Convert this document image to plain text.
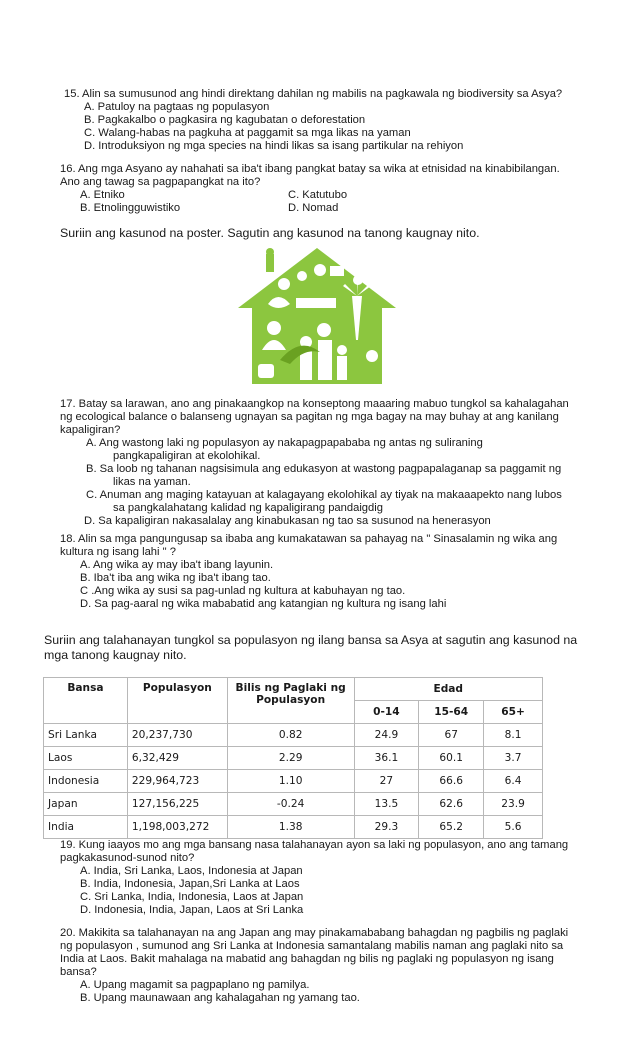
15. Alin sa sumusunod ang hindi direktang dahilan ng mabilis na pagkawala ng biodiversity sa Asya?
A. Patuloy na pagtaas ng populasyon
B. Pagkakalbo o pagkasira ng kagubatan o deforestation
C. Walang-habas na pagkuha at paggamit sa mga likas na yaman
D. Introduksiyon ng mga species na hindi likas sa isang partikular na rehiyon
16. Ang mga Asyano ay nahahati sa iba't ibang pangkat batay sa wika at etnisidad na kinabibilangan.
Ano ang tawag sa pagpapangkat na ito?
A. Etniko	C. Katutubo
B. Etnolingguwistiko	D. Nomad
Suriin ang kasunod na poster. Sagutin ang kasunod na tanong kaugnay nito.
17. Batay sa larawan, ano ang pinakaangkop na konseptong maaaring mabuo tungkol sa kahalagahan
ng ecological balance o balanseng ugnayan sa pagitan ng mga bagay na may buhay at ang kanilang
kapaligiran?
A. Ang wastong laki ng populasyon ay nakapagpapababa ng antas ng suliraning
pangkapaligiran at ekolohikal.
B. Sa loob ng tahanan nagsisimula ang edukasyon at wastong pagpapalaganap sa paggamit ng
likas na yaman.
C. Anuman ang maging katayuan at kalagayang ekolohikal ay tiyak na makaaapekto nang lubos
sa pangkalahatang kalidad ng kapaligirang pandaigdig
D. Sa kapaligiran nakasalalay ang kinabukasan ng tao sa susunod na henerasyon
18. Alin sa mga pangungusap sa ibaba ang kumakatawan sa pahayag na " Sinasalamin ng wika ang
kultura ng isang lahi " ?
A. Ang wika ay may iba't ibang layunin.
B. Iba't iba ang wika ng iba't ibang tao.
C .Ang wika ay susi sa pag-unlad ng kultura at kabuhayan ng tao.
D. Sa pag-aaral ng wika mababatid ang katangian ng kultura ng isang lahi
Suriin ang talahanayan tungkol sa populasyon ng ilang bansa sa Asya at sagutin ang kasunod na
mga tanong kaugnay nito.
Bansa	Populasyon	Bilis ng Paglaki ng Populasyon	Edad		
			0-14	15-64	65+
Sri Lanka	20,237,730	0.82	24.9	67	8.1
Laos	6,32,429	2.29	36.1	60.1	3.7
Indonesia	229,964,723	1.10	27	66.6	6.4
Japan	127,156,225	-0.24	13.5	62.6	23.9
India	1,198,003,272	1.38	29.3	65.2	5.6
19. Kung iaayos mo ang mga bansang nasa talahanayan ayon sa laki ng populasyon, ano ang tamang
pagkakasunod-sunod nito?
A. India, Sri Lanka, Laos, Indonesia at Japan
B. India, Indonesia, Japan,Sri Lanka at Laos
C. Sri Lanka, India, Indonesia, Laos at Japan
D. Indonesia, India, Japan, Laos at Sri Lanka
20. Makikita sa talahanayan na ang Japan ang may pinakamababang bahagdan ng pagbilis ng paglaki
ng populasyon , sumunod ang Sri Lanka at Indonesia samantalang mabilis naman ang paglaki nito sa
India at Laos. Bakit mahalaga na mabatid ang bahagdan ng bilis ng paglaki ng populasyon ng isang
bansa?
A. Upang magamit sa pagpaplano ng pamilya.
B. Upang maunawaan ang kahalagahan ng yamang tao.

____

■ OBJECTIVE ■
Can you restate all the records above word for word while dropping the pictures?

■ FULL SOLUTION ■
Convert this document image to plain text.
15. Alin sa sumusunod ang hindi direktang dahilan ng mabilis na pagkawala ng biodiversity sa Asya?
A. Patuloy na pagtaas ng populasyon
B. Pagkakalbo o pagkasira ng kagubatan o deforestation
C. Walang-habas na pagkuha at paggamit sa mga likas na yaman
D. Introduksiyon ng mga species na hindi likas sa isang partikular na rehiyon
16. Ang mga Asyano ay nahahati sa iba't ibang pangkat batay sa wika at etnisidad na kinabibilangan.
Ano ang tawag sa pagpapangkat na ito?
A. Etniko	C. Katutubo
B. Etnolingguwistiko	D. Nomad
Suriin ang kasunod na poster. Sagutin ang kasunod na tanong kaugnay nito.
17. Batay sa larawan, ano ang pinakaangkop na konseptong maaaring mabuo tungkol sa kahalagahan
ng ecological balance o balanseng ugnayan sa pagitan ng mga bagay na may buhay at ang kanilang
kapaligiran?
A. Ang wastong laki ng populasyon ay nakapagpapababa ng antas ng suliraning
pangkapaligiran at ekolohikal.
B. Sa loob ng tahanan nagsisimula ang edukasyon at wastong pagpapalaganap sa paggamit ng
likas na yaman.
C. Anuman ang maging katayuan at kalagayang ekolohikal ay tiyak na makaaapekto nang lubos
sa pangkalahatang kalidad ng kapaligirang pandaigdig
D. Sa kapaligiran nakasalalay ang kinabukasan ng tao sa susunod na henerasyon
18. Alin sa mga pangungusap sa ibaba ang kumakatawan sa pahayag na " Sinasalamin ng wika ang
kultura ng isang lahi " ?
A. Ang wika ay may iba't ibang layunin.
B. Iba't iba ang wika ng iba't ibang tao.
C .Ang wika ay susi sa pag-unlad ng kultura at kabuhayan ng tao.
D. Sa pag-aaral ng wika mababatid ang katangian ng kultura ng isang lahi
Suriin ang talahanayan tungkol sa populasyon ng ilang bansa sa Asya at sagutin ang kasunod na
mga tanong kaugnay nito.
Bansa	Populasyon	Bilis ng Paglaki ng Populasyon	Edad		
			0-14	15-64	65+
Sri Lanka	20,237,730	0.82	24.9	67	8.1
Laos	6,32,429	2.29	36.1	60.1	3.7
Indonesia	229,964,723	1.10	27	66.6	6.4
Japan	127,156,225	-0.24	13.5	62.6	23.9
India	1,198,003,272	1.38	29.3	65.2	5.6
19. Kung iaayos mo ang mga bansang nasa talahanayan ayon sa laki ng populasyon, ano ang tamang
pagkakasunod-sunod nito?
A. India, Sri Lanka, Laos, Indonesia at Japan
B. India, Indonesia, Japan,Sri Lanka at Laos
C. Sri Lanka, India, Indonesia, Laos at Japan
D. Indonesia, India, Japan, Laos at Sri Lanka
20. Makikita sa talahanayan na ang Japan ang may pinakamababang bahagdan ng pagbilis ng paglaki
ng populasyon , sumunod ang Sri Lanka at Indonesia samantalang mabilis naman ang paglaki nito sa
India at Laos. Bakit mahalaga na mabatid ang bahagdan ng bilis ng paglaki ng populasyon ng isang
bansa?
A. Upang magamit sa pagpaplano ng pamilya.
B. Upang maunawaan ang kahalagahan ng yamang tao.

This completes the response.